Written task: Pull out every line of the listing from its very first line down to the line containing "card-code-line: import matplotlib.font_manager", both ends included, and reproduce those lines unchanged.

Entries:
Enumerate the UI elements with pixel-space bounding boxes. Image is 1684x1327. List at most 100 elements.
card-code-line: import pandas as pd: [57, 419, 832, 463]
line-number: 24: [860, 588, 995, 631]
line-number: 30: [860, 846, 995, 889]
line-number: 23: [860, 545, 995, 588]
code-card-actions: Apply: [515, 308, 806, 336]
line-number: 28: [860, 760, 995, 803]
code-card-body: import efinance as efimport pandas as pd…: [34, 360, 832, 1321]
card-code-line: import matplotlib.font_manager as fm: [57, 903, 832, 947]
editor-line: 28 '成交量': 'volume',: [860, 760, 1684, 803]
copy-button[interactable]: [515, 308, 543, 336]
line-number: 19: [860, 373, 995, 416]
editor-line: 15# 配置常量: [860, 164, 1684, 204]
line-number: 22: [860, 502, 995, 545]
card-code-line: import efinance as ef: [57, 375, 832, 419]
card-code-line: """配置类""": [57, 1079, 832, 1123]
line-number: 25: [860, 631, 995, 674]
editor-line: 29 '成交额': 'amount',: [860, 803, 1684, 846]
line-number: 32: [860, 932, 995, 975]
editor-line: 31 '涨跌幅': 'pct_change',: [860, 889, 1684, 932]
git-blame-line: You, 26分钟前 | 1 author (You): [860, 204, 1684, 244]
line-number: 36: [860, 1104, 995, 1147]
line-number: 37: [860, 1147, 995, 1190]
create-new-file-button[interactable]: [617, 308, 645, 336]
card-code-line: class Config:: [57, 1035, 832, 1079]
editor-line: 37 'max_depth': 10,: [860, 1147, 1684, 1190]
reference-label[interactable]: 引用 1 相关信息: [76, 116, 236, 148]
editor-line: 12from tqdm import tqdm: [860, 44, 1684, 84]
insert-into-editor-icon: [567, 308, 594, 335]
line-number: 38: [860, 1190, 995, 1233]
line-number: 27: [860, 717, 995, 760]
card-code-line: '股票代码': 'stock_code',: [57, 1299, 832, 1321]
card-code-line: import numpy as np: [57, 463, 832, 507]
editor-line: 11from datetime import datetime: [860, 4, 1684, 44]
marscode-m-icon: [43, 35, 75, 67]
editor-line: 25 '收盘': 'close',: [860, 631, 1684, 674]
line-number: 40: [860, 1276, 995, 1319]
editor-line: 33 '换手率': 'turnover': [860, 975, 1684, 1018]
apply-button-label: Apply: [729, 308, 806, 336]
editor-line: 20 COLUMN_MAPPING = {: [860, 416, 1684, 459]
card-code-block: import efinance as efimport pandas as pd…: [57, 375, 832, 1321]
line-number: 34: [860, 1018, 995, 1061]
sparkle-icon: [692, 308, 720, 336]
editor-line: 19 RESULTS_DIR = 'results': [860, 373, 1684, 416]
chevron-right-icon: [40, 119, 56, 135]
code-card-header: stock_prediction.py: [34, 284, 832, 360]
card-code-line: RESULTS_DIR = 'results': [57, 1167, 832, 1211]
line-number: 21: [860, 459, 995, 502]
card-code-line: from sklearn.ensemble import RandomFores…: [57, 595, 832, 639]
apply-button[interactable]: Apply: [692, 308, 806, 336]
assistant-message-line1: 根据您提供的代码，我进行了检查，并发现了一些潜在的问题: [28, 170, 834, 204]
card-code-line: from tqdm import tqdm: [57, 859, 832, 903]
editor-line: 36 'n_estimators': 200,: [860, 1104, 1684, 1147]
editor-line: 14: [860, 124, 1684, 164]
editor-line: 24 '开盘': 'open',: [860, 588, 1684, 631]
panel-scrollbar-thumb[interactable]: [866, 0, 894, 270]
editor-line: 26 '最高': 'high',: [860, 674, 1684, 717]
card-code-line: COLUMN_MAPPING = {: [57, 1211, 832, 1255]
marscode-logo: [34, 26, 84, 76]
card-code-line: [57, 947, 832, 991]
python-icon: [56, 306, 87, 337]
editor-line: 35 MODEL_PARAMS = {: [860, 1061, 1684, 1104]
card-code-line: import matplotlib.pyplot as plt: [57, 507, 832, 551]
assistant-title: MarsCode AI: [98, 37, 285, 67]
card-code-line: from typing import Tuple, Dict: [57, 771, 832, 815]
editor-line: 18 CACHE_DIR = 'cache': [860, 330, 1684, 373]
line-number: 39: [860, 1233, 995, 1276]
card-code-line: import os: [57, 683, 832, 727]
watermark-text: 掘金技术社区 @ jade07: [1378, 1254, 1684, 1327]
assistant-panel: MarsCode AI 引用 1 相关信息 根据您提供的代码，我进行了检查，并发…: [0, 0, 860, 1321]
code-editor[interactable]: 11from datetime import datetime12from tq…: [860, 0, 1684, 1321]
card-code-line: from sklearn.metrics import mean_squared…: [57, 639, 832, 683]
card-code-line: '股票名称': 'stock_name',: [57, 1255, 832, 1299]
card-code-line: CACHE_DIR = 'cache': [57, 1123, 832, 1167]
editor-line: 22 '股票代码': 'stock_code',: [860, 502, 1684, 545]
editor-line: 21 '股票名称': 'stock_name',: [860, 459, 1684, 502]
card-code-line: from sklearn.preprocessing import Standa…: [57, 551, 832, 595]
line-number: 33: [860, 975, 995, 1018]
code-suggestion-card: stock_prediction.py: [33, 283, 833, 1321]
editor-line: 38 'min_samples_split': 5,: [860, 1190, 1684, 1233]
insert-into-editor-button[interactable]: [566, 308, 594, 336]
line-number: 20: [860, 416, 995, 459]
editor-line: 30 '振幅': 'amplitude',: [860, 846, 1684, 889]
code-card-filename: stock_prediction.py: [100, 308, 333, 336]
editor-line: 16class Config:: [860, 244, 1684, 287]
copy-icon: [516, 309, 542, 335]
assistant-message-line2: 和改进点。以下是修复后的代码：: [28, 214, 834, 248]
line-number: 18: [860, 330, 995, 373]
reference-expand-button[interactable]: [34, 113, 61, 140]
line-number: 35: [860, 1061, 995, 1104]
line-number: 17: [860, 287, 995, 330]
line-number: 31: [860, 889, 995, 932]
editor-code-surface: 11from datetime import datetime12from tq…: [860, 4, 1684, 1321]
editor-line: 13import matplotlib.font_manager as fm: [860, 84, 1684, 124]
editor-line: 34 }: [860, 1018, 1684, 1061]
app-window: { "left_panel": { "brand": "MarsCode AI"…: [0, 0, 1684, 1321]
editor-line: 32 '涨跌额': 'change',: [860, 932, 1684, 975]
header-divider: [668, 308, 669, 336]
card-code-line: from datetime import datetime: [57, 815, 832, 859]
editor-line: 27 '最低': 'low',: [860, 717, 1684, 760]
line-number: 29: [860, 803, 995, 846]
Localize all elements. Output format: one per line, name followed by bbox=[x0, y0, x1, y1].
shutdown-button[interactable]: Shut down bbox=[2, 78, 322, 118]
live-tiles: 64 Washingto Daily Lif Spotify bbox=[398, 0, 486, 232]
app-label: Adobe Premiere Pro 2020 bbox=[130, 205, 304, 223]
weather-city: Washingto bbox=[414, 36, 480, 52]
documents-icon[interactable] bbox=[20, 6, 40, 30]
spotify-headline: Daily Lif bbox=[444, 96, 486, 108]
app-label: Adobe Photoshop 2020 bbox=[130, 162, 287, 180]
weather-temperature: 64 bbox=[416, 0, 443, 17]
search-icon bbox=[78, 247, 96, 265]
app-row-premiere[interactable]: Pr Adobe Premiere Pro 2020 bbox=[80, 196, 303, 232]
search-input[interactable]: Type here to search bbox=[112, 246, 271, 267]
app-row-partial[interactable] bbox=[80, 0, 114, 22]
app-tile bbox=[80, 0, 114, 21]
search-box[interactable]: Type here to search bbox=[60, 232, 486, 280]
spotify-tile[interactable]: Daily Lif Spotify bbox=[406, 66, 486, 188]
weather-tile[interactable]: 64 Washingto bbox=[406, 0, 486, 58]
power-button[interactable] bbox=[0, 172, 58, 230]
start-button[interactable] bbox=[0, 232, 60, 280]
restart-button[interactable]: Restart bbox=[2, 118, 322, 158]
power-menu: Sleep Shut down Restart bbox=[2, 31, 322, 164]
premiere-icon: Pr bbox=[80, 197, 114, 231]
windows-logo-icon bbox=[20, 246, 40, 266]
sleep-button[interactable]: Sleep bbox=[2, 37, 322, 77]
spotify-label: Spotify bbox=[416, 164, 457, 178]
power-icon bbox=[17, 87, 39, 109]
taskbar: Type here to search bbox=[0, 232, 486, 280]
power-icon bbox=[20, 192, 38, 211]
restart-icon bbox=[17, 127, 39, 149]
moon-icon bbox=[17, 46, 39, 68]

The solution:
Enumerate the UI elements with pixel-space bounding boxes. Image is 1684x1327. List at most 100 elements.
card-code-line: import pandas as pd: [57, 419, 832, 463]
line-number: 24: [860, 588, 995, 631]
line-number: 30: [860, 846, 995, 889]
line-number: 23: [860, 545, 995, 588]
code-card-actions: Apply: [515, 308, 806, 336]
line-number: 28: [860, 760, 995, 803]
code-card-body: import efinance as efimport pandas as pd…: [34, 360, 832, 1321]
card-code-line: import matplotlib.font_manager as fm: [57, 903, 832, 947]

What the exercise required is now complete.